Exercise objective: Work out how many lines hold the string "noise". Give that number and nothing more.

Raw records:
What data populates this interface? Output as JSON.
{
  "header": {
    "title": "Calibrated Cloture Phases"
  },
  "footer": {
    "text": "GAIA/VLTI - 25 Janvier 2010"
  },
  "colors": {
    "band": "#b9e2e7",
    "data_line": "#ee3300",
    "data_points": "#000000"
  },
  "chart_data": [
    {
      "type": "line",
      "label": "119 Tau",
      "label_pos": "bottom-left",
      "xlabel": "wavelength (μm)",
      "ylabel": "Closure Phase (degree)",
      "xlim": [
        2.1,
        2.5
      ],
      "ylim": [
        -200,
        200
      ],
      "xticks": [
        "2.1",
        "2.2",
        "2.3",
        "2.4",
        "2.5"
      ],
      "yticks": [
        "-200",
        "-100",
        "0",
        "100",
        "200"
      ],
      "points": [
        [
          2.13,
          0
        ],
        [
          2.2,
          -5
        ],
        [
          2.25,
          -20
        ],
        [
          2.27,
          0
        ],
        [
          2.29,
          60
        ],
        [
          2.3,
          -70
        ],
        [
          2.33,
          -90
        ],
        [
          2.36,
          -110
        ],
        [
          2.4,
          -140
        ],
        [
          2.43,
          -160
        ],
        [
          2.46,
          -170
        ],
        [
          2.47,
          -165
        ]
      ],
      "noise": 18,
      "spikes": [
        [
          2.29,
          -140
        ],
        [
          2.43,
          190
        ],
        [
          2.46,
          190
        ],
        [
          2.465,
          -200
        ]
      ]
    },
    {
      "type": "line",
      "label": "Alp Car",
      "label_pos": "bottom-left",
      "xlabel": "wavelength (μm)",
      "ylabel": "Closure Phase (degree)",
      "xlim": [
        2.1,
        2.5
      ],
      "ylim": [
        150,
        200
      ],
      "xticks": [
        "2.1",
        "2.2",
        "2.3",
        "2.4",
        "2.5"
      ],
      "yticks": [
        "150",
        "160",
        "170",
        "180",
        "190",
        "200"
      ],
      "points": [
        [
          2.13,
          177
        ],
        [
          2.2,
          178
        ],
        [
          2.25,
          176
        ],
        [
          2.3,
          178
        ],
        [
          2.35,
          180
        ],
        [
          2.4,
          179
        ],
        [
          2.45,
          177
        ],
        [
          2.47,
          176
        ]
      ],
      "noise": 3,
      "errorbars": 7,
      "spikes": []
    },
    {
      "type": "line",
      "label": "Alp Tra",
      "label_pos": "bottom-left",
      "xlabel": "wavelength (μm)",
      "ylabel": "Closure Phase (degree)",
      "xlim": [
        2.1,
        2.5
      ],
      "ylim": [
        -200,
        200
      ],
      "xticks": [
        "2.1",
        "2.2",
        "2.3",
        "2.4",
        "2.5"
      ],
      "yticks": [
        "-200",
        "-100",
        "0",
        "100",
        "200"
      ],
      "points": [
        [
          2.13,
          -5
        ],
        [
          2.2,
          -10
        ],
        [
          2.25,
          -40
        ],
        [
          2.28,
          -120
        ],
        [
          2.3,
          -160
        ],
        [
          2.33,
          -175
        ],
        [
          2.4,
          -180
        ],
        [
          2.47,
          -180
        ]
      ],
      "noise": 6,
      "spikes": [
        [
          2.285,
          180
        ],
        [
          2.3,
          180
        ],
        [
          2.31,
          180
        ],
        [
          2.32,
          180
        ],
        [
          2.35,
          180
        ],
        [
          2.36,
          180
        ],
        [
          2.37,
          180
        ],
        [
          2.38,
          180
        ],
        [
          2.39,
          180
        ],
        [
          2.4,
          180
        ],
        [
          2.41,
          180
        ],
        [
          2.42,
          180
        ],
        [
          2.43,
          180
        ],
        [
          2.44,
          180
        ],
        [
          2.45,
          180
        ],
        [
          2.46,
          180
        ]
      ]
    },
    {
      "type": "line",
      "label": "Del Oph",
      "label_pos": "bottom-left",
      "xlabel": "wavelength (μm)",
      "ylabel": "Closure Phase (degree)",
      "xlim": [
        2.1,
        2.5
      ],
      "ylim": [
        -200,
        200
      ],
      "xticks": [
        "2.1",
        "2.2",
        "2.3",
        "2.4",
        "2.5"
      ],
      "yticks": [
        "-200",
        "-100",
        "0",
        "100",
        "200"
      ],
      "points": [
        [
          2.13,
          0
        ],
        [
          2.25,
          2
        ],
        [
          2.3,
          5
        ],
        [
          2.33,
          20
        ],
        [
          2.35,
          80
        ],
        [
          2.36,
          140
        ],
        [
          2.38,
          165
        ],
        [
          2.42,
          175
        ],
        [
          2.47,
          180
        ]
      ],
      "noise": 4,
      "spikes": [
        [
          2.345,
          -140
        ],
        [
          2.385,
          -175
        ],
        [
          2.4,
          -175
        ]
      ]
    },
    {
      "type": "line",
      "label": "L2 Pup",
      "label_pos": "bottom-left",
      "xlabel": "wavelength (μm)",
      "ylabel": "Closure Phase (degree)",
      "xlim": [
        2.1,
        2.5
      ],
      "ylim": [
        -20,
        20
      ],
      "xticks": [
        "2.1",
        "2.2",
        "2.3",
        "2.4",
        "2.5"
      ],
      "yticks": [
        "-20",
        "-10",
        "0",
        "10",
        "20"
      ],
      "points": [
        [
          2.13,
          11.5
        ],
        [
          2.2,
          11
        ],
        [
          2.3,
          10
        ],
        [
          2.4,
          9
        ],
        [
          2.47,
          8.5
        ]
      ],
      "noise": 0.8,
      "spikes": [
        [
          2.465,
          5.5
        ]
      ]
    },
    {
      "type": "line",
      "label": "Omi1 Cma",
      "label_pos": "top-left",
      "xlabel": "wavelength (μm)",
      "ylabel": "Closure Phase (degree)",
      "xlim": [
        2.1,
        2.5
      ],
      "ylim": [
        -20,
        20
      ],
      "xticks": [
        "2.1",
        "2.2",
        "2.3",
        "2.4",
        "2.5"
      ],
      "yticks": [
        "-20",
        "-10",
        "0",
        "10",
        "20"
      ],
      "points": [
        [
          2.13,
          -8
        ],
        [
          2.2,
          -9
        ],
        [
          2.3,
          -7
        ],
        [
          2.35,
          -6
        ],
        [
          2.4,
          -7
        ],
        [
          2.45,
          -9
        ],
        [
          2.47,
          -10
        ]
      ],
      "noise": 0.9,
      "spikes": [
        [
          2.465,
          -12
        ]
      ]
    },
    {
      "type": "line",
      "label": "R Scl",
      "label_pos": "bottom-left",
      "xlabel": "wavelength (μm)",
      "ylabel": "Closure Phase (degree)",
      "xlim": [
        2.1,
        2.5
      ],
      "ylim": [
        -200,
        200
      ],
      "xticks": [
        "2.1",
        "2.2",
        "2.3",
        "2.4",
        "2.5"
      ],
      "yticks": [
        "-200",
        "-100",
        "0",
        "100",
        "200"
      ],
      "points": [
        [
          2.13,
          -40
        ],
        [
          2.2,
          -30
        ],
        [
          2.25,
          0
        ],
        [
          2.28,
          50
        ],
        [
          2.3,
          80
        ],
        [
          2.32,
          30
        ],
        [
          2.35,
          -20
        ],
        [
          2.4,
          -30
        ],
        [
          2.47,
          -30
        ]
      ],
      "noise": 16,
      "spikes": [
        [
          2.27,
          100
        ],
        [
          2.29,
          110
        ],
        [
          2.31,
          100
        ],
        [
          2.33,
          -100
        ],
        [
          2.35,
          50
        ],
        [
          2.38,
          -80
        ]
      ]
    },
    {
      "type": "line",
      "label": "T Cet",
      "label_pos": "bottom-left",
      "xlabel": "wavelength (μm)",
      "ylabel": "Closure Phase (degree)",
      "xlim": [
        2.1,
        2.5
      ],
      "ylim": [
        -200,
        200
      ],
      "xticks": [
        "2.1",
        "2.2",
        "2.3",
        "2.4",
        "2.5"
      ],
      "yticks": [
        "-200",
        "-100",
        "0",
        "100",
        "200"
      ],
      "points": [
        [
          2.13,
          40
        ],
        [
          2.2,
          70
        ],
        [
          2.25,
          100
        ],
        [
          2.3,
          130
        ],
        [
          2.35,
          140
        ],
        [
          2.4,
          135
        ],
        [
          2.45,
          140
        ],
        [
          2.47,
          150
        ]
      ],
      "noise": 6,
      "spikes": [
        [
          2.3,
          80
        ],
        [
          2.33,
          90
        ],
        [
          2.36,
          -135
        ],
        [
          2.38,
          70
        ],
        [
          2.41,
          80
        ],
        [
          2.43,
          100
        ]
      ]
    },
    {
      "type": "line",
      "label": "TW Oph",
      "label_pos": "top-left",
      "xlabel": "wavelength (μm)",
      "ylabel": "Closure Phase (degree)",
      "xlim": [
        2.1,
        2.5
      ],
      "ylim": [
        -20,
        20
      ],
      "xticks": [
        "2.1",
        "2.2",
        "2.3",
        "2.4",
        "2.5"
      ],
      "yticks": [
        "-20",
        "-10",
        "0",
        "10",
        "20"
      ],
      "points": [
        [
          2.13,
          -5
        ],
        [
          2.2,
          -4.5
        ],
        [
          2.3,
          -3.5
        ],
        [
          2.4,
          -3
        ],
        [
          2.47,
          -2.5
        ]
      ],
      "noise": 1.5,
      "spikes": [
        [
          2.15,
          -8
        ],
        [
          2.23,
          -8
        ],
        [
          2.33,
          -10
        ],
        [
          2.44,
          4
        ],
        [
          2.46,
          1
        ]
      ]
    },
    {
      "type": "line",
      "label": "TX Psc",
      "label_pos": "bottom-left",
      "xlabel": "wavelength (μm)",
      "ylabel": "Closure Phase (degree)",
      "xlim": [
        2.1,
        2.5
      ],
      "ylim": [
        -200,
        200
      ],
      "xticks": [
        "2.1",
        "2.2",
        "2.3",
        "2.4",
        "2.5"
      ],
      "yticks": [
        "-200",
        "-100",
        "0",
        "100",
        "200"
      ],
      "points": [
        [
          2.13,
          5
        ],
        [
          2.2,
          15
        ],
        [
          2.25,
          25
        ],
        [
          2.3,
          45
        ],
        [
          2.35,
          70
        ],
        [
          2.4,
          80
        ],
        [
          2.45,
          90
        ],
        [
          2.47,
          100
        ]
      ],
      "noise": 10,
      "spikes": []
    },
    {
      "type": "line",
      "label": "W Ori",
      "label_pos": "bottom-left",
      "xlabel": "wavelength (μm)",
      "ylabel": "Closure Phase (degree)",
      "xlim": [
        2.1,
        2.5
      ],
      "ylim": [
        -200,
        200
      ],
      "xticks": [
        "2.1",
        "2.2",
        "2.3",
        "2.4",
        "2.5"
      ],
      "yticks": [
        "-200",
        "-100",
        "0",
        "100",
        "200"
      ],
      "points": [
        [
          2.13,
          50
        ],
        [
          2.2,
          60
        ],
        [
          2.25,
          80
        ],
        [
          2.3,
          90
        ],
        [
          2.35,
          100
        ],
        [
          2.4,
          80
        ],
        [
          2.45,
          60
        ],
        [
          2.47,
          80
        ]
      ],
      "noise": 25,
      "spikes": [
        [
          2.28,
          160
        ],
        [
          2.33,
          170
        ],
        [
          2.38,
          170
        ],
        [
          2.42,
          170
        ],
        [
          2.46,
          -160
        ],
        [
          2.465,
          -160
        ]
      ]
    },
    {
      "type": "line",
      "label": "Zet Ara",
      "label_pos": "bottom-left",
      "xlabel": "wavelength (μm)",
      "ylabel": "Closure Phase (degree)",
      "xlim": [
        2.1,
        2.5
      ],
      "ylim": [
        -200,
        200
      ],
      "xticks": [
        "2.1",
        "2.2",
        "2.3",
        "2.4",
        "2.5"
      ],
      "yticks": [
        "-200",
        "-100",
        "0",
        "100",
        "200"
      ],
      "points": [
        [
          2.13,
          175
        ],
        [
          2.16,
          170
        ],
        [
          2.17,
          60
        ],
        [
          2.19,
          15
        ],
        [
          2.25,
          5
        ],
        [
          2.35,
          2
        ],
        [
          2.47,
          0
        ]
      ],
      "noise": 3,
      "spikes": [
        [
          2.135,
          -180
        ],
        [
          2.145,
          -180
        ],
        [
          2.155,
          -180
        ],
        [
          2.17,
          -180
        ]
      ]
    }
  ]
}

Answer to the problem: 12